*REQUIREMENT*:
Copy every entry word for word, but skip the pictures.

*RECORD EXCERPTS*:

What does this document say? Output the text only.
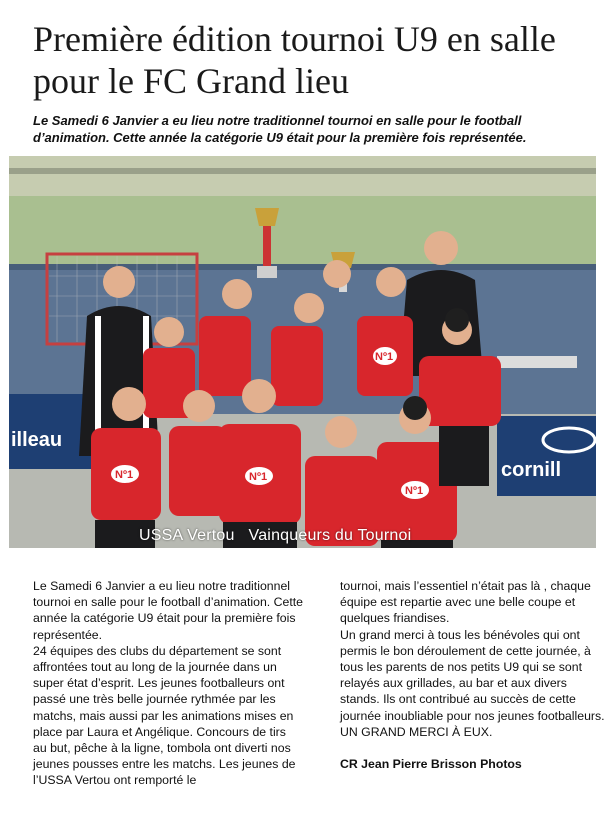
Première édition tournoi U9 en salle pour le FC Grand lieu
Le Samedi 6 Janvier a eu lieu notre traditionnel tournoi en salle pour le football d’animation. Cette année la catégorie U9 était pour la première fois représentée.
illeau
cornill
Nº1	Nº1
Nº1
Nº1
USSA Vertou   Vainqueurs du Tournoi

Le Samedi 6 Janvier a eu lieu notre traditionnel tournoi en salle pour le football d’animation. Cette année la catégorie U9 était pour la première fois représentée.

24 équipes des clubs du département se sont affrontées tout au long de la journée dans un super état d’esprit. Les jeunes footballeurs ont passé une très belle journée rythmée par les matchs, mais aussi par les animations mises en place par Laura et Angélique. Concours de tirs au but, pêche à la ligne, tombola ont diverti nos jeunes pousses entre les matchs. Les jeunes de l’USSA Vertou ont remporté le

tournoi, mais l’essentiel n’était pas là , chaque équipe est repartie avec une belle coupe et quelques friandises.

Un grand merci à tous les bénévoles qui ont permis le bon déroulement de cette journée, à tous les parents de nos petits U9 qui se sont relayés aux grillades, au bar et aux divers stands. Ils ont contribué au succès de cette journée inoubliable pour nos jeunes footballeurs.

UN GRAND MERCI À EUX.

CR Jean Pierre Brisson Photos
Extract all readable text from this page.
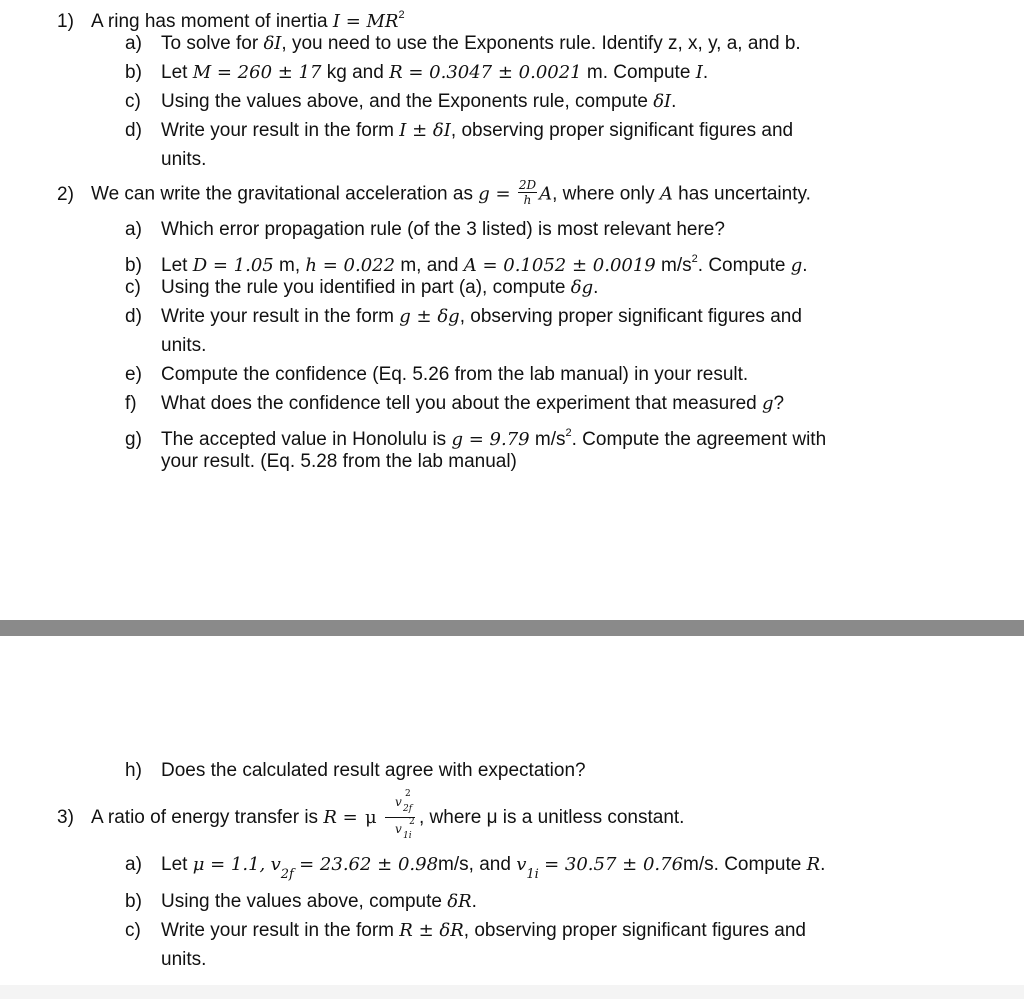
1) A ring has moment of inertia $I = MR^2$
a) To solve for δI, you need to use the Exponents rule. Identify z, x, y, a, and b.
b) Let M = 260 ± 17 kg and R = 0.3047 ± 0.0021 m. Compute I.
c) Using the values above, and the Exponents rule, compute δI.
d) Write your result in the form I ± δI, observing proper significant figures and
units.
2) We can write the gravitational acceleration as $g = \frac{2D}{h} A$, where only A has uncertainty.
a) Which error propagation rule (of the 3 listed) is most relevant here?
b) Let D = 1.05 m, h = 0.022 m, and A = 0.1052 ± 0.0019 $m/s^2$. Compute g.
c) Using the rule you identified in part (a), compute δg.
d) Write your result in the form g ± δg, observing proper significant figures and
units.
e) Compute the confidence (Eq. 5.26 from the lab manual) in your result.
f) What does the confidence tell you about the experiment that measured g?
g) The accepted value in Honolulu is g = 9.79 $m/s^2$. Compute the agreement with
your result. (Eq. 5.28 from the lab manual)
h) Does the calculated result agree with expectation?
3) A ratio of energy transfer is R = μ
v 2f
2
v 1i
2 , where μ is a unitless constant.
a) Let μ = 1.1, $v_{2f} = 23.62 \pm 0.98m/s$, and $v_{1i} = 30.57 \pm 0.76m/s$. Compute R.
b) Using the values above, compute δR.
c) Write your result in the form R ± δR, observing proper significant figures and
units.
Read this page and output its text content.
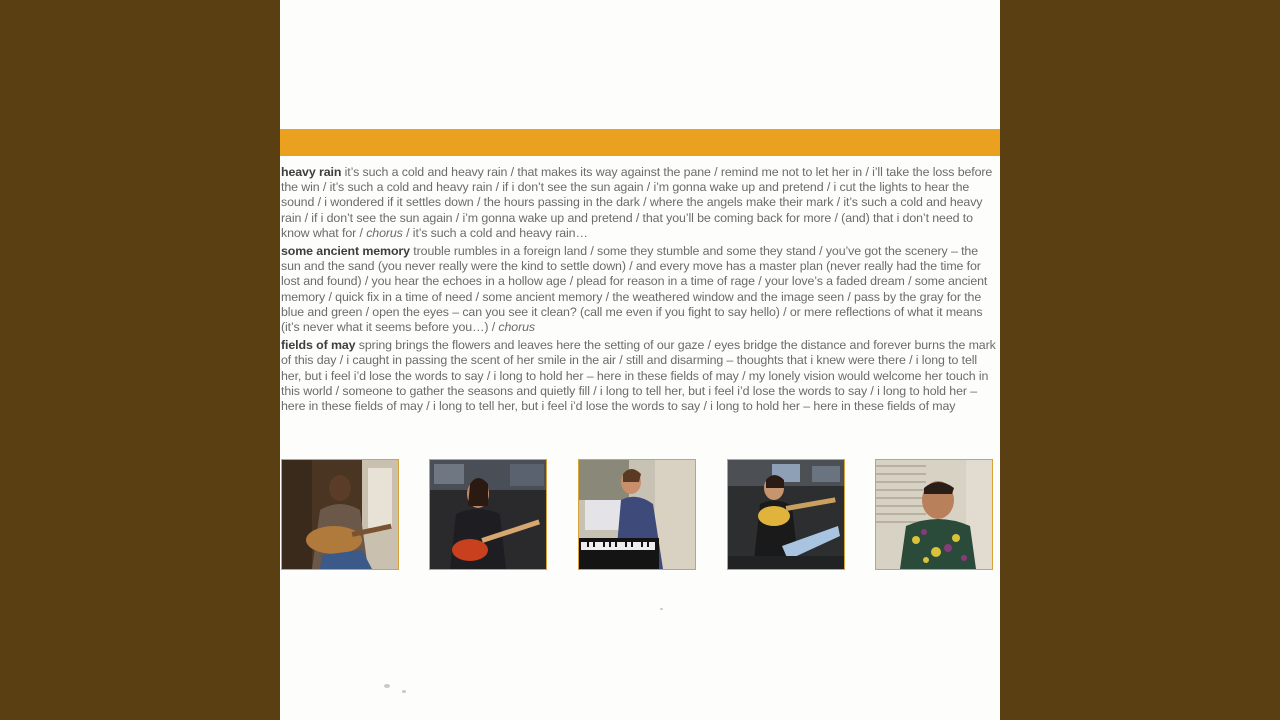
heavy rain it’s such a cold and heavy rain / that makes its way against the pane / remind me not to let her in / i’ll take the loss before the win / it’s such a cold and heavy rain / if i don’t see the sun again / i’m gonna wake up and pretend / i cut the lights to hear the sound / i wondered if it settles down / the hours passing in the dark / where the angels make their mark / it’s such a cold and heavy rain / if i don’t see the sun again / i’m gonna wake up and pretend / that you’ll be coming back for more / (and) that i don’t need to know what for / chorus / it’s such a cold and heavy rain…

some ancient memory trouble rumbles in a foreign land / some they stumble and some they stand / you’ve got the scenery – the sun and the sand (you never really were the kind to settle down) / and every move has a master plan (never really had the time for lost and found) / you hear the echoes in a hollow age / plead for reason in a time of rage / your love’s a faded dream / some ancient memory / quick fix in a time of need / some ancient memory / the weathered window and the image seen / pass by the gray for the blue and green / open the eyes – can you see it clean? (call me even if you fight to say hello) / or mere reflections of what it means (it’s never what it seems before you…) / chorus

fields of may spring brings the flowers and leaves here the setting of our gaze / eyes bridge the distance and forever burns the mark of this day / i caught in passing the scent of her smile in the air / still and disarming – thoughts that i knew were there / i long to tell her, but i feel i’d lose the words to say / i long to hold her – here in these fields of may / my lonely vision would welcome her touch in this world / someone to gather the seasons and quietly fill / i long to tell her, but i feel i’d lose the words to say / i long to hold her – here in these fields of may / i long to tell her, but i feel i’d lose the words to say / i long to hold her – here in these fields of may
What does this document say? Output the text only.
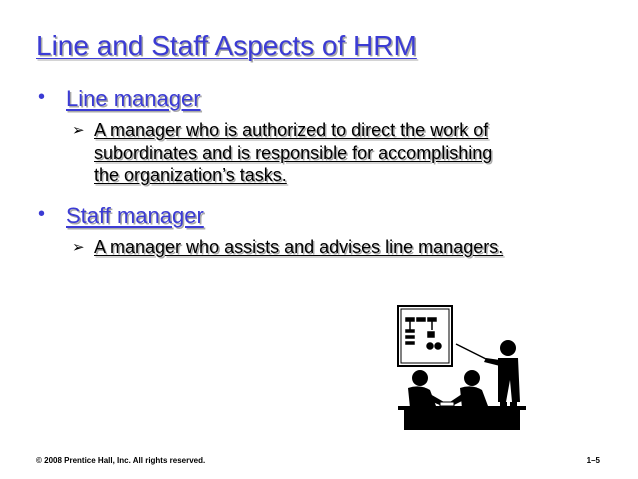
Line and Staff Aspects of HRM
• Line manager
➢ A manager who is authorized to direct the work of
subordinates and is responsible for accomplishing
the organization’s tasks.
• Staff manager
➢ A manager who assists and advises line managers.
© 2008 Prentice Hall, Inc. All rights reserved.	1–5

*RESULT OF THIS TASK*:
What does this document say? Output the text only.
Première édition tournoi U9 en salle pour le FC Grand lieu
Le Samedi 6 Janvier a eu lieu notre traditionnel tournoi en salle pour le football d’animation. Cette année la catégorie U9 était pour la première fois représentée.
illeau
cornill
Nº1	Nº1
Nº1
Nº1
USSA Vertou   Vainqueurs du Tournoi

Le Samedi 6 Janvier a eu lieu notre traditionnel tournoi en salle pour le football d’animation. Cette année la catégorie U9 était pour la première fois représentée.

24 équipes des clubs du département se sont affrontées tout au long de la journée dans un super état d’esprit. Les jeunes footballeurs ont passé une très belle journée rythmée par les matchs, mais aussi par les animations mises en place par Laura et Angélique. Concours de tirs au but, pêche à la ligne, tombola ont diverti nos jeunes pousses entre les matchs. Les jeunes de l’USSA Vertou ont remporté le

tournoi, mais l’essentiel n’était pas là , chaque équipe est repartie avec une belle coupe et quelques friandises.

Un grand merci à tous les bénévoles qui ont permis le bon déroulement de cette journée, à tous les parents de nos petits U9 qui se sont relayés aux grillades, au bar et aux divers stands. Ils ont contribué au succès de cette journée inoubliable pour nos jeunes footballeurs.

UN GRAND MERCI À EUX.

CR Jean Pierre Brisson Photos
Extract all readable text from this page.
1) A ring has moment of inertia $I = MR^2$
a) To solve for δI, you need to use the Exponents rule. Identify z, x, y, a, and b.
b) Let M = 260 ± 17 kg and R = 0.3047 ± 0.0021 m. Compute I.
c) Using the values above, and the Exponents rule, compute δI.
d) Write your result in the form I ± δI, observing proper significant figures and
units.
2) We can write the gravitational acceleration as $g = \frac{2D}{h} A$, where only A has uncertainty.
a) Which error propagation rule (of the 3 listed) is most relevant here?
b) Let D = 1.05 m, h = 0.022 m, and A = 0.1052 ± 0.0019 $m/s^2$. Compute g.
c) Using the rule you identified in part (a), compute δg.
d) Write your result in the form g ± δg, observing proper significant figures and
units.
e) Compute the confidence (Eq. 5.26 from the lab manual) in your result.
f) What does the confidence tell you about the experiment that measured g?
g) The accepted value in Honolulu is g = 9.79 $m/s^2$. Compute the agreement with
your result. (Eq. 5.28 from the lab manual)
h) Does the calculated result agree with expectation?
3) A ratio of energy transfer is R = μ
v 2f
2
v 1i
2 , where μ is a unitless constant.
a) Let μ = 1.1, $v_{2f} = 23.62 \pm 0.98m/s$, and $v_{1i} = 30.57 \pm 0.76m/s$. Compute R.
b) Using the values above, compute δR.
c) Write your result in the form R ± δR, observing proper significant figures and
units.
Read this page and output its text content.
heavy rain it’s such a cold and heavy rain / that makes its way against the pane / remind me not to let her in / i’ll take the loss before the win / it’s such a cold and heavy rain / if i don’t see the sun again / i’m gonna wake up and pretend / i cut the lights to hear the sound / i wondered if it settles down / the hours passing in the dark / where the angels make their mark / it’s such a cold and heavy rain / if i don’t see the sun again / i’m gonna wake up and pretend / that you’ll be coming back for more / (and) that i don’t need to know what for / chorus / it’s such a cold and heavy rain…

some ancient memory trouble rumbles in a foreign land / some they stumble and some they stand / you’ve got the scenery – the sun and the sand (you never really were the kind to settle down) / and every move has a master plan (never really had the time for lost and found) / you hear the echoes in a hollow age / plead for reason in a time of rage / your love’s a faded dream / some ancient memory / quick fix in a time of need / some ancient memory / the weathered window and the image seen / pass by the gray for the blue and green / open the eyes – can you see it clean? (call me even if you fight to say hello) / or mere reflections of what it means (it’s never what it seems before you…) / chorus

fields of may spring brings the flowers and leaves here the setting of our gaze / eyes bridge the distance and forever burns the mark of this day / i caught in passing the scent of her smile in the air / still and disarming – thoughts that i knew were there / i long to tell her, but i feel i’d lose the words to say / i long to hold her – here in these fields of may / my lonely vision would welcome her touch in this world / someone to gather the seasons and quietly fill / i long to tell her, but i feel i’d lose the words to say / i long to hold her – here in these fields of may / i long to tell her, but i feel i’d lose the words to say / i long to hold her – here in these fields of may
What does this document say? Output the text only.
Line and Staff Aspects of HRM
• Line manager
➢ A manager who is authorized to direct the work of
subordinates and is responsible for accomplishing
the organization’s tasks.
• Staff manager
➢ A manager who assists and advises line managers.
© 2008 Prentice Hall, Inc. All rights reserved.	1–5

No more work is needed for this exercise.